- Set problem: Hunt for the word "ylabel" across the entries below, copying each line that holds it.

- Working data:

%%

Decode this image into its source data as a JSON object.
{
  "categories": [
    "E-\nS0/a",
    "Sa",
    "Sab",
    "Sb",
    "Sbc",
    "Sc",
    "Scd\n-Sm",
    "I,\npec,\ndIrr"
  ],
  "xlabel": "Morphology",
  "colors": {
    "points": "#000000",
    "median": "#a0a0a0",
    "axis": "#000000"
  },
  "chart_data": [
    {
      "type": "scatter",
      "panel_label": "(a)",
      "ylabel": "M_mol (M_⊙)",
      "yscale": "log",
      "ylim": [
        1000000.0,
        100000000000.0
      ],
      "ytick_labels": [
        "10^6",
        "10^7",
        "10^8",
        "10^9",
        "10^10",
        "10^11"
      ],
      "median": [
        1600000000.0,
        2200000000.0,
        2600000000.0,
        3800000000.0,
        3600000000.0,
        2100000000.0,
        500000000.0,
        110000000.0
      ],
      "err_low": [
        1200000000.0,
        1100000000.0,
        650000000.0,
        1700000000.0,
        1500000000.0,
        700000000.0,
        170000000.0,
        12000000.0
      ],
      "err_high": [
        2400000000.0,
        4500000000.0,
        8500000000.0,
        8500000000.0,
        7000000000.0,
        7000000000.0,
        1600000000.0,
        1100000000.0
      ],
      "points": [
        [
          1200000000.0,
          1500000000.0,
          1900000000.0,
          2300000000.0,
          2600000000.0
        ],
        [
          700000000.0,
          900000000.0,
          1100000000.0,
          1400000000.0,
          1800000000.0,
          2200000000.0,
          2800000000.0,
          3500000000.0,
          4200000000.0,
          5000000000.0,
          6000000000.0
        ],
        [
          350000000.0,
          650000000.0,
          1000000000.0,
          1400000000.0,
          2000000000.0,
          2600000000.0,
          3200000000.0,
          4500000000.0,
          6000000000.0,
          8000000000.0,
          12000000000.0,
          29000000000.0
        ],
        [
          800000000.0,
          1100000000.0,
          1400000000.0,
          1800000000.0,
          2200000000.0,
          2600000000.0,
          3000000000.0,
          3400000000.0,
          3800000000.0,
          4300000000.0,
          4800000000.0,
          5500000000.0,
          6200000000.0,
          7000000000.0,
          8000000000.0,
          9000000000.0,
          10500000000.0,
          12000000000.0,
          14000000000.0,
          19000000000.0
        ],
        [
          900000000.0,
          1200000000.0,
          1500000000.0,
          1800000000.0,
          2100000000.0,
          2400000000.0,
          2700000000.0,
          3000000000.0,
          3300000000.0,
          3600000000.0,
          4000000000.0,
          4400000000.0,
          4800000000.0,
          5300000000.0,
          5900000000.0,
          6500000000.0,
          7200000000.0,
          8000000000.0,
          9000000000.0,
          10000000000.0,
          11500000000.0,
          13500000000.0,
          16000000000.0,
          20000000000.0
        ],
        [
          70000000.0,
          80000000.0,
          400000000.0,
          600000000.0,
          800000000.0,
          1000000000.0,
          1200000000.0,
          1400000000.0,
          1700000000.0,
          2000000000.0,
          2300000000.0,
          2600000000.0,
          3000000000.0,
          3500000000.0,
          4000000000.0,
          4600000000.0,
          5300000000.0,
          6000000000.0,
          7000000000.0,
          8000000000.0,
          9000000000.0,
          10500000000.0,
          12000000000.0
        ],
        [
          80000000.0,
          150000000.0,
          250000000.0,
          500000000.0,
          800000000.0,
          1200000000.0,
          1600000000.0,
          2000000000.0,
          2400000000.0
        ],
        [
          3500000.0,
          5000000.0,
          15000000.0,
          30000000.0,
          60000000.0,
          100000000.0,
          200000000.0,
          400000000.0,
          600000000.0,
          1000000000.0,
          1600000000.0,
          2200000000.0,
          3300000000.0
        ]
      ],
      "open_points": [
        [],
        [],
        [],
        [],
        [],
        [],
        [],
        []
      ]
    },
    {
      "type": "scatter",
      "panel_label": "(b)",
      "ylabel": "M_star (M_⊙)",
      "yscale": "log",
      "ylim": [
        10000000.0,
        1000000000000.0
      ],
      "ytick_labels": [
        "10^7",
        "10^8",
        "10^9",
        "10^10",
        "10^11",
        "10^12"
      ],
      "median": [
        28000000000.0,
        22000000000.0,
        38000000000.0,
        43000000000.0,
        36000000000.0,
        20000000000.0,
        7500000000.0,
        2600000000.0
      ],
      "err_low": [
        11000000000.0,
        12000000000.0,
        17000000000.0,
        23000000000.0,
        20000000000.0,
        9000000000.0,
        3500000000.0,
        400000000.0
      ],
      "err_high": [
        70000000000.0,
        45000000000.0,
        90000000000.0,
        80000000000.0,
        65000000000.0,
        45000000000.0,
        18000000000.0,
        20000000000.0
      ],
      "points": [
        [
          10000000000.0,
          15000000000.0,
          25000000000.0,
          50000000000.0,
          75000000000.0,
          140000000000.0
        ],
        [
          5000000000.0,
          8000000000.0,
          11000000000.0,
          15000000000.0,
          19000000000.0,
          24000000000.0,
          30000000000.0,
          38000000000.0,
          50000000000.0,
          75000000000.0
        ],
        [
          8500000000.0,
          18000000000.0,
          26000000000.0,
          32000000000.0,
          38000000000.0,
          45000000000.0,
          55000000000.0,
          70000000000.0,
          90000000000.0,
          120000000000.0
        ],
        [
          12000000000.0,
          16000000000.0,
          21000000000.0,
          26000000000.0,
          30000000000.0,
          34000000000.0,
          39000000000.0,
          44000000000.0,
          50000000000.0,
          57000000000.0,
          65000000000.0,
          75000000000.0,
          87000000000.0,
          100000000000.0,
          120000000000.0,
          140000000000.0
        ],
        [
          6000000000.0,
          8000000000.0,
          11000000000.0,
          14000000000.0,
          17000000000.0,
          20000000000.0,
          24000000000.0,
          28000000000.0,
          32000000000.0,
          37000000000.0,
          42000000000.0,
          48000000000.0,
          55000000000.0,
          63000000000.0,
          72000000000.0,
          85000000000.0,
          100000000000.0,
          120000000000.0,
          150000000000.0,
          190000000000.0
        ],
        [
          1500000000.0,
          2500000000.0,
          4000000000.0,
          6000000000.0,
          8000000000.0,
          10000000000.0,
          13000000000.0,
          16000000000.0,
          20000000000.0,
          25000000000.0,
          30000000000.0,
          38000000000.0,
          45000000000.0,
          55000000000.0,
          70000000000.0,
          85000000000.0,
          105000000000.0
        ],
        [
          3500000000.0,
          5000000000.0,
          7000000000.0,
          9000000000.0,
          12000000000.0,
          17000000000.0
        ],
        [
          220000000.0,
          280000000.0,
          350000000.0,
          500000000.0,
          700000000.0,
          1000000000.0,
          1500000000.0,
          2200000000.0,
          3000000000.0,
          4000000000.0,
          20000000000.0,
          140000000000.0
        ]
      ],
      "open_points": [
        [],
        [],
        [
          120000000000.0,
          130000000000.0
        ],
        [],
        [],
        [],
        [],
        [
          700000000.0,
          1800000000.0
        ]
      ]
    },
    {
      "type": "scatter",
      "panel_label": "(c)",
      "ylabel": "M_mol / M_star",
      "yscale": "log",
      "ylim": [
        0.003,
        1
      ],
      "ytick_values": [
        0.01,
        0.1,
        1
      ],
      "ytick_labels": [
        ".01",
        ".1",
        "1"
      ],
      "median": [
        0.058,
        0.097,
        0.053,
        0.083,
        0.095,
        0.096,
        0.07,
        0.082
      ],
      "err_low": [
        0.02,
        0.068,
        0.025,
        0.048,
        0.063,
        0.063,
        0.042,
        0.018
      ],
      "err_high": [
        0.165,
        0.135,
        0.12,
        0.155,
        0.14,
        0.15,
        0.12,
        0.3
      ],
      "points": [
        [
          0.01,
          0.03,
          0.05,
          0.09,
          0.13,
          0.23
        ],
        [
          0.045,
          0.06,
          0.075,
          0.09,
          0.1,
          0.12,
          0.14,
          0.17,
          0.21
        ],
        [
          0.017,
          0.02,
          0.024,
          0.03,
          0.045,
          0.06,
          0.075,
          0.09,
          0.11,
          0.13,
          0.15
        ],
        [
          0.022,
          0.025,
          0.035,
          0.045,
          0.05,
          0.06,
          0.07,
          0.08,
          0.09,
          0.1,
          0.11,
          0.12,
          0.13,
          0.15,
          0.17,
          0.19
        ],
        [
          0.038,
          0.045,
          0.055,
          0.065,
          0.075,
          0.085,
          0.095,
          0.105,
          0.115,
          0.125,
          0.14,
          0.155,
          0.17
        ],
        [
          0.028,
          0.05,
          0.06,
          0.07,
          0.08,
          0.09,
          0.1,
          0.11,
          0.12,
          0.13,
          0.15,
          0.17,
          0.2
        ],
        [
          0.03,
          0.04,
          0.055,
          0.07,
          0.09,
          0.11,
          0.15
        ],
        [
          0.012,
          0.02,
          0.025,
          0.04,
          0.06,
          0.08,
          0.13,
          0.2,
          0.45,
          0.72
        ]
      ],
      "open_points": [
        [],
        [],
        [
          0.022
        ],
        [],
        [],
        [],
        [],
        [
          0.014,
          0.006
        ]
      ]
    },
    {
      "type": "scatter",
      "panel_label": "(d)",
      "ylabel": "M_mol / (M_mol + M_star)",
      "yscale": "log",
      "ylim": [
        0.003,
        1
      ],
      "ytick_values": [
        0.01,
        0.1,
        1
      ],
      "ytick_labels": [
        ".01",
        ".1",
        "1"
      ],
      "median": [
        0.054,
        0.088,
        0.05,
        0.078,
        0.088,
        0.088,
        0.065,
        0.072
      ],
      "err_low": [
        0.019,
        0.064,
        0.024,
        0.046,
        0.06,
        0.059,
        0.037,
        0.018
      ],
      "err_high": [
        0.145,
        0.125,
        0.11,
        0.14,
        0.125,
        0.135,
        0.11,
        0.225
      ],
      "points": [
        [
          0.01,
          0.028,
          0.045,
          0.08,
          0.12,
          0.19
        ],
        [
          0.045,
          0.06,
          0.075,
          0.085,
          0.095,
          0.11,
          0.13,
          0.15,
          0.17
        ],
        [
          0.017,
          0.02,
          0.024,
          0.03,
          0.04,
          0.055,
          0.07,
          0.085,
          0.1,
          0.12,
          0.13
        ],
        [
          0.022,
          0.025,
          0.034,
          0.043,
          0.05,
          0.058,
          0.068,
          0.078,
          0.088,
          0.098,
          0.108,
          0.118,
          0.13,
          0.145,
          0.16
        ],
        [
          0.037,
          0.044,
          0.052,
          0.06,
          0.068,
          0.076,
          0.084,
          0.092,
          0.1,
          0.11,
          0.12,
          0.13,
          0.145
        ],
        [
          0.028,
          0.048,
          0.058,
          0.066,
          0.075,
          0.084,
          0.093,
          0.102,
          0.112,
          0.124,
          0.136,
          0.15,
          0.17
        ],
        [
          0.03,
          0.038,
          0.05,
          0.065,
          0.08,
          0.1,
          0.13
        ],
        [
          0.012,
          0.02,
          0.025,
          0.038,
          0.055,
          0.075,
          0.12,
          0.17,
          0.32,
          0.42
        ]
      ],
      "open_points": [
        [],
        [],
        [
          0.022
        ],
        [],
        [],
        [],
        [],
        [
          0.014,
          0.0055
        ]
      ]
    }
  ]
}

%%

- Completed task:
      "ylabel": "M_mol (M_⊙)",
      "ylabel": "M_star (M_⊙)",
      "ylabel": "M_mol / M_star",
      "ylabel": "M_mol / (M_mol + M_star)",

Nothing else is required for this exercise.